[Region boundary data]
--*--

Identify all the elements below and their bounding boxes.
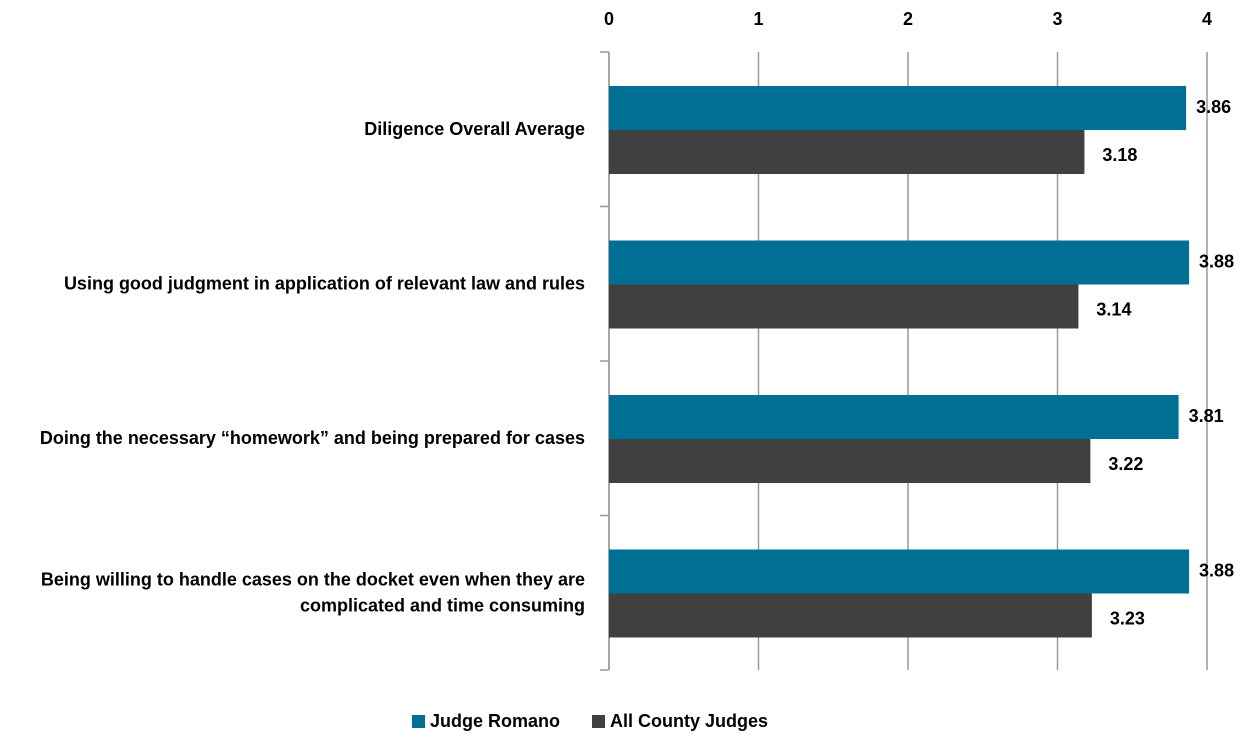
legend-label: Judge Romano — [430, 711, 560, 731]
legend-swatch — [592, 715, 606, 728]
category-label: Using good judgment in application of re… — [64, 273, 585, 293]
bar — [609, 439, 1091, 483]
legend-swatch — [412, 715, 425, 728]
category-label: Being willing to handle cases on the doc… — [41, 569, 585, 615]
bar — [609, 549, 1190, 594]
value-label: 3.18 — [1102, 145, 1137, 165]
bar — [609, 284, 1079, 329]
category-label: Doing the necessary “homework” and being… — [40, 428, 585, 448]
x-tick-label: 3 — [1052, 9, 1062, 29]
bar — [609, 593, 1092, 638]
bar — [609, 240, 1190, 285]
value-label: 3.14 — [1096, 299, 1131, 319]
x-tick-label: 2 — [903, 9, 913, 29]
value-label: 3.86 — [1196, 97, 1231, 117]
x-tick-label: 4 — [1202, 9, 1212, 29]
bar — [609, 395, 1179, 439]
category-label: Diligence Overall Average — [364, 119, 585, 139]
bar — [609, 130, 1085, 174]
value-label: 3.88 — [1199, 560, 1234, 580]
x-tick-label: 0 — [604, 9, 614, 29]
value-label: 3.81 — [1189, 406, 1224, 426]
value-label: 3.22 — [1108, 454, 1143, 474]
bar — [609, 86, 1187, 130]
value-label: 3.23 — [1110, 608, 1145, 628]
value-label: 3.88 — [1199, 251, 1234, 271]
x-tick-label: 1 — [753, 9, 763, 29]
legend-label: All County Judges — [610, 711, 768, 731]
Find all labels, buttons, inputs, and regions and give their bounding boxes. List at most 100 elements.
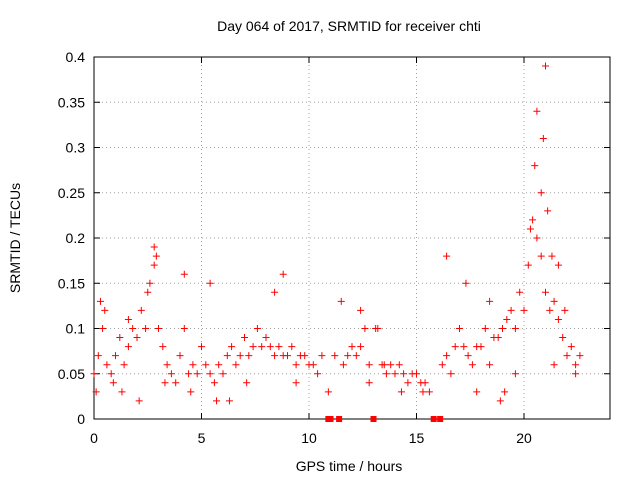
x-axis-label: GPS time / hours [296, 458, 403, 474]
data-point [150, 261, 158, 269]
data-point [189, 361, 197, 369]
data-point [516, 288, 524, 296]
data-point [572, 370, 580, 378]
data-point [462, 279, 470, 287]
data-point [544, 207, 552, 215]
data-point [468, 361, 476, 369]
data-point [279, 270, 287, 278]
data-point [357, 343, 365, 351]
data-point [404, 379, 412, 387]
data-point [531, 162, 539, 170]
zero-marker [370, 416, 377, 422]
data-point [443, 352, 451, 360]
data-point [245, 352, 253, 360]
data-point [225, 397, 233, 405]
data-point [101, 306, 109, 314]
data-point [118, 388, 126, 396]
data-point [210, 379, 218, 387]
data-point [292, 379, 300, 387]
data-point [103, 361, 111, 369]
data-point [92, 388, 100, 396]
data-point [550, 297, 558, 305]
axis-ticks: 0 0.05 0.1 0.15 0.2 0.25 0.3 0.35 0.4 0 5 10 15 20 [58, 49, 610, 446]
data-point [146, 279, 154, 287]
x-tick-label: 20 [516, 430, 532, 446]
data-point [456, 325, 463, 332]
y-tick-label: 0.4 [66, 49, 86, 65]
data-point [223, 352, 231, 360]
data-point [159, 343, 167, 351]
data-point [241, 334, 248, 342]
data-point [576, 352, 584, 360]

--*--

● **TASK BRIEF**
Copy out every line of the listing above word for word, leaving out the pictures.

● **THE RESPONSE**
Identify all the elements below and their bounding boxes.
legend-label: Judge Romano — [430, 711, 560, 731]
legend-swatch — [592, 715, 606, 728]
category-label: Using good judgment in application of re… — [64, 273, 585, 293]
bar — [609, 439, 1091, 483]
legend-swatch — [412, 715, 425, 728]
category-label: Being willing to handle cases on the doc… — [41, 569, 585, 615]
bar — [609, 549, 1190, 594]
value-label: 3.18 — [1102, 145, 1137, 165]
bar — [609, 284, 1079, 329]
category-label: Doing the necessary “homework” and being… — [40, 428, 585, 448]
x-tick-label: 3 — [1052, 9, 1062, 29]
bar — [609, 593, 1092, 638]
bar — [609, 240, 1190, 285]
value-label: 3.14 — [1096, 299, 1131, 319]
x-tick-label: 2 — [903, 9, 913, 29]
value-label: 3.86 — [1196, 97, 1231, 117]
x-tick-label: 4 — [1202, 9, 1212, 29]
bar — [609, 395, 1179, 439]
category-label: Diligence Overall Average — [364, 119, 585, 139]
bar — [609, 130, 1085, 174]
value-label: 3.88 — [1199, 560, 1234, 580]
x-tick-label: 0 — [604, 9, 614, 29]
value-label: 3.81 — [1189, 406, 1224, 426]
value-label: 3.22 — [1108, 454, 1143, 474]
bar — [609, 86, 1187, 130]
value-label: 3.23 — [1110, 608, 1145, 628]
value-label: 3.88 — [1199, 251, 1234, 271]
x-tick-label: 1 — [753, 9, 763, 29]
legend-label: All County Judges — [610, 711, 768, 731]
Find all labels, buttons, inputs, and regions and give their bounding boxes. List at most 100 elements.
x-axis-label: GPS time / hours [296, 458, 403, 474]
data-point [150, 261, 158, 269]
data-point [189, 361, 197, 369]
data-point [516, 288, 524, 296]
data-point [572, 370, 580, 378]
data-point [462, 279, 470, 287]
data-point [544, 207, 552, 215]
data-point [468, 361, 476, 369]
data-point [279, 270, 287, 278]
data-point [357, 343, 365, 351]
data-point [404, 379, 412, 387]
data-point [531, 162, 539, 170]
zero-marker [370, 416, 377, 422]
data-point [443, 352, 451, 360]
data-point [245, 352, 253, 360]
data-point [225, 397, 233, 405]
data-point [101, 306, 109, 314]
data-point [118, 388, 126, 396]
data-point [210, 379, 218, 387]
data-point [292, 379, 300, 387]
data-point [103, 361, 111, 369]
data-point [92, 388, 100, 396]
data-point [550, 297, 558, 305]
axis-ticks: 0 0.05 0.1 0.15 0.2 0.25 0.3 0.35 0.4 0 5 10 15 20 [58, 49, 610, 446]
data-point [146, 279, 154, 287]
x-tick-label: 20 [516, 430, 532, 446]
data-point [456, 325, 463, 332]
y-tick-label: 0.4 [66, 49, 86, 65]
data-point [223, 352, 231, 360]
data-point [159, 343, 167, 351]
data-point [241, 334, 248, 342]
data-point [576, 352, 584, 360]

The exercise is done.